(Stored items)
_____
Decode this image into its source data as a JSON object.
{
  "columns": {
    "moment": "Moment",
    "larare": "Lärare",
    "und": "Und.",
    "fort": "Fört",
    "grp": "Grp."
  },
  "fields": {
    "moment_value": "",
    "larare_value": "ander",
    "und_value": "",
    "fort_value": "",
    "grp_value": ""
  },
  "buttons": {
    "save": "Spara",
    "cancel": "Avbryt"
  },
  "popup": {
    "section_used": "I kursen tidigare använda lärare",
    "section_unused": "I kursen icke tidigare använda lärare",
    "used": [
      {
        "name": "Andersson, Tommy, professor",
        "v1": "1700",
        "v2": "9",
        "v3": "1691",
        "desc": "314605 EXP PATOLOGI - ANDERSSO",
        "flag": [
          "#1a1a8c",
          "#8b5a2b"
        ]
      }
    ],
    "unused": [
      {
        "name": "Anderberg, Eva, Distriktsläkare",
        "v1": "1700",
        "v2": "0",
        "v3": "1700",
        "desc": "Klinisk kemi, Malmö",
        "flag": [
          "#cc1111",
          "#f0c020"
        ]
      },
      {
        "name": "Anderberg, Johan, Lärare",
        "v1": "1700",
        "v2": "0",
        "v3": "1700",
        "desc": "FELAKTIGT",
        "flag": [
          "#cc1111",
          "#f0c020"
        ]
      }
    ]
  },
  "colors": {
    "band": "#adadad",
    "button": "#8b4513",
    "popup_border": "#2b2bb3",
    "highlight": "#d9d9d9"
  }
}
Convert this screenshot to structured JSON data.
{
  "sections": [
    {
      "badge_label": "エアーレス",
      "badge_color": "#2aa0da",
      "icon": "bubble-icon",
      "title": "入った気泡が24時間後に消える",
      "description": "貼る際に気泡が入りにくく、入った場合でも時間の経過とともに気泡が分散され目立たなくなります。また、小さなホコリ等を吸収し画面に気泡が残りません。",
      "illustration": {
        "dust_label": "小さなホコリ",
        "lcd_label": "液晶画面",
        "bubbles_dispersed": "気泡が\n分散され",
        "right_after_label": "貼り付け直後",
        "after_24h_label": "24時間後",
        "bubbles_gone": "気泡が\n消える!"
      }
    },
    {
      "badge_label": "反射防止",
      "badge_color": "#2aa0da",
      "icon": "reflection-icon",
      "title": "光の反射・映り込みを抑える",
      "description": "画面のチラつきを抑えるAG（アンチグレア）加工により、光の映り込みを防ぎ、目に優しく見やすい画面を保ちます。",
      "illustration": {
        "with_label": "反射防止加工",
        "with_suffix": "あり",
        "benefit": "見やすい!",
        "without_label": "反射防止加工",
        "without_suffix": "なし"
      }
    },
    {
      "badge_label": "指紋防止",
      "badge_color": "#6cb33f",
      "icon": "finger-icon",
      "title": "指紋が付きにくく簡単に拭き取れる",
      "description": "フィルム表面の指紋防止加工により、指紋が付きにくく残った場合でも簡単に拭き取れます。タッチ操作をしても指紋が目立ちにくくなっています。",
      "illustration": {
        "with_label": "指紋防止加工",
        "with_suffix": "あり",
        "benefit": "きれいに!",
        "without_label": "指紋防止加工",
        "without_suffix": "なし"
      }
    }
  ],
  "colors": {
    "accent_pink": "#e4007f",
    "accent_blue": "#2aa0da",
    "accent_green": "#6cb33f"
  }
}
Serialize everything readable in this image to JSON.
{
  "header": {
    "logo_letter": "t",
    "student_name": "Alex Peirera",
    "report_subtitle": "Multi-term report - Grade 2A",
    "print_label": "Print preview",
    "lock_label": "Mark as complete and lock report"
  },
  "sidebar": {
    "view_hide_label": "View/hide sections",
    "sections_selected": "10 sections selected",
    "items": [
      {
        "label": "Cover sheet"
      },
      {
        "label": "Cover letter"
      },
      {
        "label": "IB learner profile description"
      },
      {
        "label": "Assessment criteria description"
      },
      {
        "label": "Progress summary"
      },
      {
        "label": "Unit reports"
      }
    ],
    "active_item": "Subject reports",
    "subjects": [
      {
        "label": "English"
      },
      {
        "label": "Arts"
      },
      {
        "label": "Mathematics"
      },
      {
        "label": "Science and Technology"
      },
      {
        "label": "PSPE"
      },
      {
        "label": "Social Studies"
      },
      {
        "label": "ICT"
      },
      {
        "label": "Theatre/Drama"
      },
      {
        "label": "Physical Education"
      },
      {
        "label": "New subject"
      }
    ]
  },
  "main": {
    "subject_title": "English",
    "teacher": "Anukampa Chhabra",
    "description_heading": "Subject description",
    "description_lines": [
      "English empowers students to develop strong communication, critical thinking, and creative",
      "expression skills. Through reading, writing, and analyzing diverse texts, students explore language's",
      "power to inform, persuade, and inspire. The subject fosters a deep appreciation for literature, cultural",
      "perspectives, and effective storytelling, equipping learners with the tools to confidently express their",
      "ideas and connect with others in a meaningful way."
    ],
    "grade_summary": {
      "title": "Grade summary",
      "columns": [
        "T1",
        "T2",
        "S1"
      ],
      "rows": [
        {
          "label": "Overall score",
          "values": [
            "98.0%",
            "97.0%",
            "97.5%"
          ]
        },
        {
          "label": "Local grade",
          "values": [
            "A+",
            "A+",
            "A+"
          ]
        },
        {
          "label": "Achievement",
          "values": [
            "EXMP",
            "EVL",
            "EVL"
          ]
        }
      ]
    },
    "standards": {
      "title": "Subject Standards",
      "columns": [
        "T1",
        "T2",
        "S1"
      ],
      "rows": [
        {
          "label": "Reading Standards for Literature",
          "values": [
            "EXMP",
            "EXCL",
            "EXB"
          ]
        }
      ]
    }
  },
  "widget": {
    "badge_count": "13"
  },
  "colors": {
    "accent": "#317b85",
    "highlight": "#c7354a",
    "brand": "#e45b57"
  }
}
_____
| Requirement |
Write out every line from the records above, word for word.

| Output for this task |
Decode this image into its source data as a JSON object.
{
  "columns": {
    "moment": "Moment",
    "larare": "Lärare",
    "und": "Und.",
    "fort": "Fört",
    "grp": "Grp."
  },
  "fields": {
    "moment_value": "",
    "larare_value": "ander",
    "und_value": "",
    "fort_value": "",
    "grp_value": ""
  },
  "buttons": {
    "save": "Spara",
    "cancel": "Avbryt"
  },
  "popup": {
    "section_used": "I kursen tidigare använda lärare",
    "section_unused": "I kursen icke tidigare använda lärare",
    "used": [
      {
        "name": "Andersson, Tommy, professor",
        "v1": "1700",
        "v2": "9",
        "v3": "1691",
        "desc": "314605 EXP PATOLOGI - ANDERSSO",
        "flag": [
          "#1a1a8c",
          "#8b5a2b"
        ]
      }
    ],
    "unused": [
      {
        "name": "Anderberg, Eva, Distriktsläkare",
        "v1": "1700",
        "v2": "0",
        "v3": "1700",
        "desc": "Klinisk kemi, Malmö",
        "flag": [
          "#cc1111",
          "#f0c020"
        ]
      },
      {
        "name": "Anderberg, Johan, Lärare",
        "v1": "1700",
        "v2": "0",
        "v3": "1700",
        "desc": "FELAKTIGT",
        "flag": [
          "#cc1111",
          "#f0c020"
        ]
      }
    ]
  },
  "colors": {
    "band": "#adadad",
    "button": "#8b4513",
    "popup_border": "#2b2bb3",
    "highlight": "#d9d9d9"
  }
}
Convert this screenshot to structured JSON data.
{
  "sections": [
    {
      "badge_label": "エアーレス",
      "badge_color": "#2aa0da",
      "icon": "bubble-icon",
      "title": "入った気泡が24時間後に消える",
      "description": "貼る際に気泡が入りにくく、入った場合でも時間の経過とともに気泡が分散され目立たなくなります。また、小さなホコリ等を吸収し画面に気泡が残りません。",
      "illustration": {
        "dust_label": "小さなホコリ",
        "lcd_label": "液晶画面",
        "bubbles_dispersed": "気泡が\n分散され",
        "right_after_label": "貼り付け直後",
        "after_24h_label": "24時間後",
        "bubbles_gone": "気泡が\n消える!"
      }
    },
    {
      "badge_label": "反射防止",
      "badge_color": "#2aa0da",
      "icon": "reflection-icon",
      "title": "光の反射・映り込みを抑える",
      "description": "画面のチラつきを抑えるAG（アンチグレア）加工により、光の映り込みを防ぎ、目に優しく見やすい画面を保ちます。",
      "illustration": {
        "with_label": "反射防止加工",
        "with_suffix": "あり",
        "benefit": "見やすい!",
        "without_label": "反射防止加工",
        "without_suffix": "なし"
      }
    },
    {
      "badge_label": "指紋防止",
      "badge_color": "#6cb33f",
      "icon": "finger-icon",
      "title": "指紋が付きにくく簡単に拭き取れる",
      "description": "フィルム表面の指紋防止加工により、指紋が付きにくく残った場合でも簡単に拭き取れます。タッチ操作をしても指紋が目立ちにくくなっています。",
      "illustration": {
        "with_label": "指紋防止加工",
        "with_suffix": "あり",
        "benefit": "きれいに!",
        "without_label": "指紋防止加工",
        "without_suffix": "なし"
      }
    }
  ],
  "colors": {
    "accent_pink": "#e4007f",
    "accent_blue": "#2aa0da",
    "accent_green": "#6cb33f"
  }
}
Serialize everything readable in this image to JSON.
{
  "header": {
    "logo_letter": "t",
    "student_name": "Alex Peirera",
    "report_subtitle": "Multi-term report - Grade 2A",
    "print_label": "Print preview",
    "lock_label": "Mark as complete and lock report"
  },
  "sidebar": {
    "view_hide_label": "View/hide sections",
    "sections_selected": "10 sections selected",
    "items": [
      {
        "label": "Cover sheet"
      },
      {
        "label": "Cover letter"
      },
      {
        "label": "IB learner profile description"
      },
      {
        "label": "Assessment criteria description"
      },
      {
        "label": "Progress summary"
      },
      {
        "label": "Unit reports"
      }
    ],
    "active_item": "Subject reports",
    "subjects": [
      {
        "label": "English"
      },
      {
        "label": "Arts"
      },
      {
        "label": "Mathematics"
      },
      {
        "label": "Science and Technology"
      },
      {
        "label": "PSPE"
      },
      {
        "label": "Social Studies"
      },
      {
        "label": "ICT"
      },
      {
        "label": "Theatre/Drama"
      },
      {
        "label": "Physical Education"
      },
      {
        "label": "New subject"
      }
    ]
  },
  "main": {
    "subject_title": "English",
    "teacher": "Anukampa Chhabra",
    "description_heading": "Subject description",
    "description_lines": [
      "English empowers students to develop strong communication, critical thinking, and creative",
      "expression skills. Through reading, writing, and analyzing diverse texts, students explore language's",
      "power to inform, persuade, and inspire. The subject fosters a deep appreciation for literature, cultural",
      "perspectives, and effective storytelling, equipping learners with the tools to confidently express their",
      "ideas and connect with others in a meaningful way."
    ],
    "grade_summary": {
      "title": "Grade summary",
      "columns": [
        "T1",
        "T2",
        "S1"
      ],
      "rows": [
        {
          "label": "Overall score",
          "values": [
            "98.0%",
            "97.0%",
            "97.5%"
          ]
        },
        {
          "label": "Local grade",
          "values": [
            "A+",
            "A+",
            "A+"
          ]
        },
        {
          "label": "Achievement",
          "values": [
            "EXMP",
            "EVL",
            "EVL"
          ]
        }
      ]
    },
    "standards": {
      "title": "Subject Standards",
      "columns": [
        "T1",
        "T2",
        "S1"
      ],
      "rows": [
        {
          "label": "Reading Standards for Literature",
          "values": [
            "EXMP",
            "EXCL",
            "EXB"
          ]
        }
      ]
    }
  },
  "widget": {
    "badge_count": "13"
  },
  "colors": {
    "accent": "#317b85",
    "highlight": "#c7354a",
    "brand": "#e45b57"
  }
}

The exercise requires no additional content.